● Data for this task:
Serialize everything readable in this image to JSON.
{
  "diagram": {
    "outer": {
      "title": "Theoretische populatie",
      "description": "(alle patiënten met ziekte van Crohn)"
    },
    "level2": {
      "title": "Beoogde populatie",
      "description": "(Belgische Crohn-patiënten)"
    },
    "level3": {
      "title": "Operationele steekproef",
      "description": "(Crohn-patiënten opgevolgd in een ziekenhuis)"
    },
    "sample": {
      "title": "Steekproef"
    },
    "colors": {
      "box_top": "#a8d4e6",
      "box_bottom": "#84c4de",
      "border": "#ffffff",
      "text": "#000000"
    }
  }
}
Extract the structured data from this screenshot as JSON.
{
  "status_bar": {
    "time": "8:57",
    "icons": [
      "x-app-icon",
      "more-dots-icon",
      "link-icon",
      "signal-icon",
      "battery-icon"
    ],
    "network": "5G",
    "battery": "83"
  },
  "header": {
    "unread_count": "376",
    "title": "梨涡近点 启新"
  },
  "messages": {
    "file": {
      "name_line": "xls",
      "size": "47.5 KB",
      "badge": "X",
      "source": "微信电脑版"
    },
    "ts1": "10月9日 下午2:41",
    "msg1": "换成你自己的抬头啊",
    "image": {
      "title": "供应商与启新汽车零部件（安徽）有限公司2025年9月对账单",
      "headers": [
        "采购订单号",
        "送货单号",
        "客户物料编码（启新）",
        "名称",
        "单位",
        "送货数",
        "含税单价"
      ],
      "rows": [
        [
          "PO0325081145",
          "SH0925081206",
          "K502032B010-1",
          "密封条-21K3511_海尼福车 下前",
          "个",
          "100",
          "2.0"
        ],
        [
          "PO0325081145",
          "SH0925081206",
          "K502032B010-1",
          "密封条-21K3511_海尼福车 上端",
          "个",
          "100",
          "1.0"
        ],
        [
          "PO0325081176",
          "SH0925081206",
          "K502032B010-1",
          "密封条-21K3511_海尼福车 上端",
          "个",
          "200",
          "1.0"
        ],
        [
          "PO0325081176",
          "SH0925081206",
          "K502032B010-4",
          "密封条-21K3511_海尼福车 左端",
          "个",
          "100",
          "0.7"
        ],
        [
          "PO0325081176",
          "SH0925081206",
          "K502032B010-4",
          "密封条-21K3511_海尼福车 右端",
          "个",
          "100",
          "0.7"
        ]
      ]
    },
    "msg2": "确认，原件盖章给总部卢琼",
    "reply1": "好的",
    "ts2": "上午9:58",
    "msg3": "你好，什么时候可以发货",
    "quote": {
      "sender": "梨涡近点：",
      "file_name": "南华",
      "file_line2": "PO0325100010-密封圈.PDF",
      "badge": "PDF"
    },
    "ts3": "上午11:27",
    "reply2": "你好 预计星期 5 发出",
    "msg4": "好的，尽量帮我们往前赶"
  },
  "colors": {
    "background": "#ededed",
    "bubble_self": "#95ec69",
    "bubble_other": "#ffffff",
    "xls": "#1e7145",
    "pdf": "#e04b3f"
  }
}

● The problem:
Copy every line of the material, please, keeping it exactly the same.

● Expected answer:
Serialize everything readable in this image to JSON.
{
  "diagram": {
    "outer": {
      "title": "Theoretische populatie",
      "description": "(alle patiënten met ziekte van Crohn)"
    },
    "level2": {
      "title": "Beoogde populatie",
      "description": "(Belgische Crohn-patiënten)"
    },
    "level3": {
      "title": "Operationele steekproef",
      "description": "(Crohn-patiënten opgevolgd in een ziekenhuis)"
    },
    "sample": {
      "title": "Steekproef"
    },
    "colors": {
      "box_top": "#a8d4e6",
      "box_bottom": "#84c4de",
      "border": "#ffffff",
      "text": "#000000"
    }
  }
}
Extract the structured data from this screenshot as JSON.
{
  "status_bar": {
    "time": "8:57",
    "icons": [
      "x-app-icon",
      "more-dots-icon",
      "link-icon",
      "signal-icon",
      "battery-icon"
    ],
    "network": "5G",
    "battery": "83"
  },
  "header": {
    "unread_count": "376",
    "title": "梨涡近点 启新"
  },
  "messages": {
    "file": {
      "name_line": "xls",
      "size": "47.5 KB",
      "badge": "X",
      "source": "微信电脑版"
    },
    "ts1": "10月9日 下午2:41",
    "msg1": "换成你自己的抬头啊",
    "image": {
      "title": "供应商与启新汽车零部件（安徽）有限公司2025年9月对账单",
      "headers": [
        "采购订单号",
        "送货单号",
        "客户物料编码（启新）",
        "名称",
        "单位",
        "送货数",
        "含税单价"
      ],
      "rows": [
        [
          "PO0325081145",
          "SH0925081206",
          "K502032B010-1",
          "密封条-21K3511_海尼福车 下前",
          "个",
          "100",
          "2.0"
        ],
        [
          "PO0325081145",
          "SH0925081206",
          "K502032B010-1",
          "密封条-21K3511_海尼福车 上端",
          "个",
          "100",
          "1.0"
        ],
        [
          "PO0325081176",
          "SH0925081206",
          "K502032B010-1",
          "密封条-21K3511_海尼福车 上端",
          "个",
          "200",
          "1.0"
        ],
        [
          "PO0325081176",
          "SH0925081206",
          "K502032B010-4",
          "密封条-21K3511_海尼福车 左端",
          "个",
          "100",
          "0.7"
        ],
        [
          "PO0325081176",
          "SH0925081206",
          "K502032B010-4",
          "密封条-21K3511_海尼福车 右端",
          "个",
          "100",
          "0.7"
        ]
      ]
    },
    "msg2": "确认，原件盖章给总部卢琼",
    "reply1": "好的",
    "ts2": "上午9:58",
    "msg3": "你好，什么时候可以发货",
    "quote": {
      "sender": "梨涡近点：",
      "file_name": "南华",
      "file_line2": "PO0325100010-密封圈.PDF",
      "badge": "PDF"
    },
    "ts3": "上午11:27",
    "reply2": "你好 预计星期 5 发出",
    "msg4": "好的，尽量帮我们往前赶"
  },
  "colors": {
    "background": "#ededed",
    "bubble_self": "#95ec69",
    "bubble_other": "#ffffff",
    "xls": "#1e7145",
    "pdf": "#e04b3f"
  }
}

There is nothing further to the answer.